▶ [Aim of the exercise] From the entries below, extract every line that includes the word "rear".

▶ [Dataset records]
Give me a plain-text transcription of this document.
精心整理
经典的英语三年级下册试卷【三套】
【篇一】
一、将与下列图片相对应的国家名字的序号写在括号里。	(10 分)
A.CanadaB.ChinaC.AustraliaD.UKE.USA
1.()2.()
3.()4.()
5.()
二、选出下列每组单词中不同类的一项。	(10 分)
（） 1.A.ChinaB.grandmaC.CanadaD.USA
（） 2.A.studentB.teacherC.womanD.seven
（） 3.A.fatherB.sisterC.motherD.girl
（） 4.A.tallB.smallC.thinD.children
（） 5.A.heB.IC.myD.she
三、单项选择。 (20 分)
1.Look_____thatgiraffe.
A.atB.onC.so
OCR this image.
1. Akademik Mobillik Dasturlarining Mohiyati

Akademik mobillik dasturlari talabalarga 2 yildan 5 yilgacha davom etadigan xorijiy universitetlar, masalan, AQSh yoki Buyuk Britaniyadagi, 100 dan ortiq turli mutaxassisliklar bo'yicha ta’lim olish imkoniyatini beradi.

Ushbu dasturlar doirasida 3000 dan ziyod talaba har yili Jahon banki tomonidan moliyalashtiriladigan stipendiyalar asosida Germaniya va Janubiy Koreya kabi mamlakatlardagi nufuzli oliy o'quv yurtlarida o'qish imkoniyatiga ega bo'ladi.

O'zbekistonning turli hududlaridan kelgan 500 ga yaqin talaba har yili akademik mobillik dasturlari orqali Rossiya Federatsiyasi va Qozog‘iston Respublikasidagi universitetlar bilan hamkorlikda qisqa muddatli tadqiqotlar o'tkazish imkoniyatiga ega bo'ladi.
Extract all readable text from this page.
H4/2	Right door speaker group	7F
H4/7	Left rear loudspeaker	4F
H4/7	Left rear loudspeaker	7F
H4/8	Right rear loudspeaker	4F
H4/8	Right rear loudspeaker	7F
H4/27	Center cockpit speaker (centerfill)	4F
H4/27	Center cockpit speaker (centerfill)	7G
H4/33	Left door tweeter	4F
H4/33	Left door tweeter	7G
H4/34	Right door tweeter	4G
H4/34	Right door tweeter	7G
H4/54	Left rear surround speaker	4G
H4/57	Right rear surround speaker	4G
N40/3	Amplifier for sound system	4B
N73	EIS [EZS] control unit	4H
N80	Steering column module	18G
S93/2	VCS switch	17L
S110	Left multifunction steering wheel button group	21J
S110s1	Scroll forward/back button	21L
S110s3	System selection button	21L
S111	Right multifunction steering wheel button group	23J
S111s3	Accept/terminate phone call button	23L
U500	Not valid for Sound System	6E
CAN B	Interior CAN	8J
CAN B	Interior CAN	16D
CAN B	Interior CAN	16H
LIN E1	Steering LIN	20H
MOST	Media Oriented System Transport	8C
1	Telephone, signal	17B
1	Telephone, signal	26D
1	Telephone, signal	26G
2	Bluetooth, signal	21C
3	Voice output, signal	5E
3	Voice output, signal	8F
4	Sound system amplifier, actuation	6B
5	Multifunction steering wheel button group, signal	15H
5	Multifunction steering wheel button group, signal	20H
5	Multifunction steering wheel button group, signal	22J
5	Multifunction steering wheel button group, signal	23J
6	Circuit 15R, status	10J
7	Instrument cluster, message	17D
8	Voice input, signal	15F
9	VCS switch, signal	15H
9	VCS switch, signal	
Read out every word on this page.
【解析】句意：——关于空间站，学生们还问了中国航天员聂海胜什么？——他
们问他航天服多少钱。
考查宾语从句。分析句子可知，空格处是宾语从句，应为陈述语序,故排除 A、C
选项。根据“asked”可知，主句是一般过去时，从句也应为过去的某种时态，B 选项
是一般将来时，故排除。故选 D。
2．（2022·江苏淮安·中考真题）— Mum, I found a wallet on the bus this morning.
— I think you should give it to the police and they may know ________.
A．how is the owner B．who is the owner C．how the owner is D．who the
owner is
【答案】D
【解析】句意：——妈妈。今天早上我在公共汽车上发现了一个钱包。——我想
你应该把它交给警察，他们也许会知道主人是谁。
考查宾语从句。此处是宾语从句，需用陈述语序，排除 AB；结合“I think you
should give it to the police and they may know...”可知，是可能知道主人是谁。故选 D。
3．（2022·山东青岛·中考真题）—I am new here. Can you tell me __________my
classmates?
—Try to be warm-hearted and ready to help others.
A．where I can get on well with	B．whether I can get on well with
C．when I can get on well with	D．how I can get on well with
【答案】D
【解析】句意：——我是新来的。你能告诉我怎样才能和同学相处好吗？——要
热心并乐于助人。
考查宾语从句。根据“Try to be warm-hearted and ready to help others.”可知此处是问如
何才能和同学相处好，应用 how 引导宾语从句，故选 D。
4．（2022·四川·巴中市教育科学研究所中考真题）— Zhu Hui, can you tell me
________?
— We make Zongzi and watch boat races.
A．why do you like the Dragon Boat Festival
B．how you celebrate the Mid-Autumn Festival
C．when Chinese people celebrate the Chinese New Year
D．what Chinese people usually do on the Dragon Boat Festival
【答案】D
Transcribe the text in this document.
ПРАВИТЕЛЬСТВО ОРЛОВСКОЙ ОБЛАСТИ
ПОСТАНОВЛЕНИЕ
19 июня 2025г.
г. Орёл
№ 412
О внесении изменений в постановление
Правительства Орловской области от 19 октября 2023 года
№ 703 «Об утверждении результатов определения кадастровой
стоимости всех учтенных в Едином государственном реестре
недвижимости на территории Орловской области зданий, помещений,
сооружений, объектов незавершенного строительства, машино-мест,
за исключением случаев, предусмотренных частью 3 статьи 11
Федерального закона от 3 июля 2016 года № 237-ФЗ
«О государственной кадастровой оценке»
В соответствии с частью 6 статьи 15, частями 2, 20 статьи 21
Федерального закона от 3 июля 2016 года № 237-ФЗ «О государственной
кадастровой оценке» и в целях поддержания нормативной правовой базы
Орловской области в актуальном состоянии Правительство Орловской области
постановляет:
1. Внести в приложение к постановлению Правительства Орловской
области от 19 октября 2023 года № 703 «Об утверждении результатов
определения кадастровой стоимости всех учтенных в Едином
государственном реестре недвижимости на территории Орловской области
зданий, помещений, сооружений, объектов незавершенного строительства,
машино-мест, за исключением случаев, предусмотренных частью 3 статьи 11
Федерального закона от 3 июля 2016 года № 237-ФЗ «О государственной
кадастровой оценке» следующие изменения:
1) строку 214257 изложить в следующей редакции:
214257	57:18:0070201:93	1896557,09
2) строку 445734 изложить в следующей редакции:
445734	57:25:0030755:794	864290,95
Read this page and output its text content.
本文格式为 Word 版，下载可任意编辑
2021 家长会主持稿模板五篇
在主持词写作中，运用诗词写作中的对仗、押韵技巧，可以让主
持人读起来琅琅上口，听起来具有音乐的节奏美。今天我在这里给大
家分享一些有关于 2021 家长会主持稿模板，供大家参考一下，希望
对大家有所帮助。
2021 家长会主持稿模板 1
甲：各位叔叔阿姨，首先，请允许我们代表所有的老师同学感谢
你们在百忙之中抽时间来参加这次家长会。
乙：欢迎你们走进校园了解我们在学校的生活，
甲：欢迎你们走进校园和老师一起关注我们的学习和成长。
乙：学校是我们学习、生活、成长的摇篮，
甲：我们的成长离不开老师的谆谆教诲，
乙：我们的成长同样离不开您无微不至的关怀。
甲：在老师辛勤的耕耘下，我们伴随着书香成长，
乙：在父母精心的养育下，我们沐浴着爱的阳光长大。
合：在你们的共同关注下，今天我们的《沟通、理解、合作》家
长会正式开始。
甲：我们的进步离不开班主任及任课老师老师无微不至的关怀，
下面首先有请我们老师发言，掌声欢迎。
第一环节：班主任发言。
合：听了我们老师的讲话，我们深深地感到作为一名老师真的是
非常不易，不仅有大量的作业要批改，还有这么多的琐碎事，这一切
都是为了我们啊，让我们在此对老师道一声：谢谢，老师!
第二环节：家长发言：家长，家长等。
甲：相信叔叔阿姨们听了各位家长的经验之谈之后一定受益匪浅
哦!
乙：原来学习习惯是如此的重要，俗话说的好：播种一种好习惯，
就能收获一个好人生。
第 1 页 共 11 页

▶ [Task response]
H4/7	Left rear loudspeaker	4F
H4/7	Left rear loudspeaker	7F
H4/8	Right rear loudspeaker	4F
H4/8	Right rear loudspeaker	7F
H4/54	Left rear surround speaker	4G
H4/57	Right rear surround speaker	4G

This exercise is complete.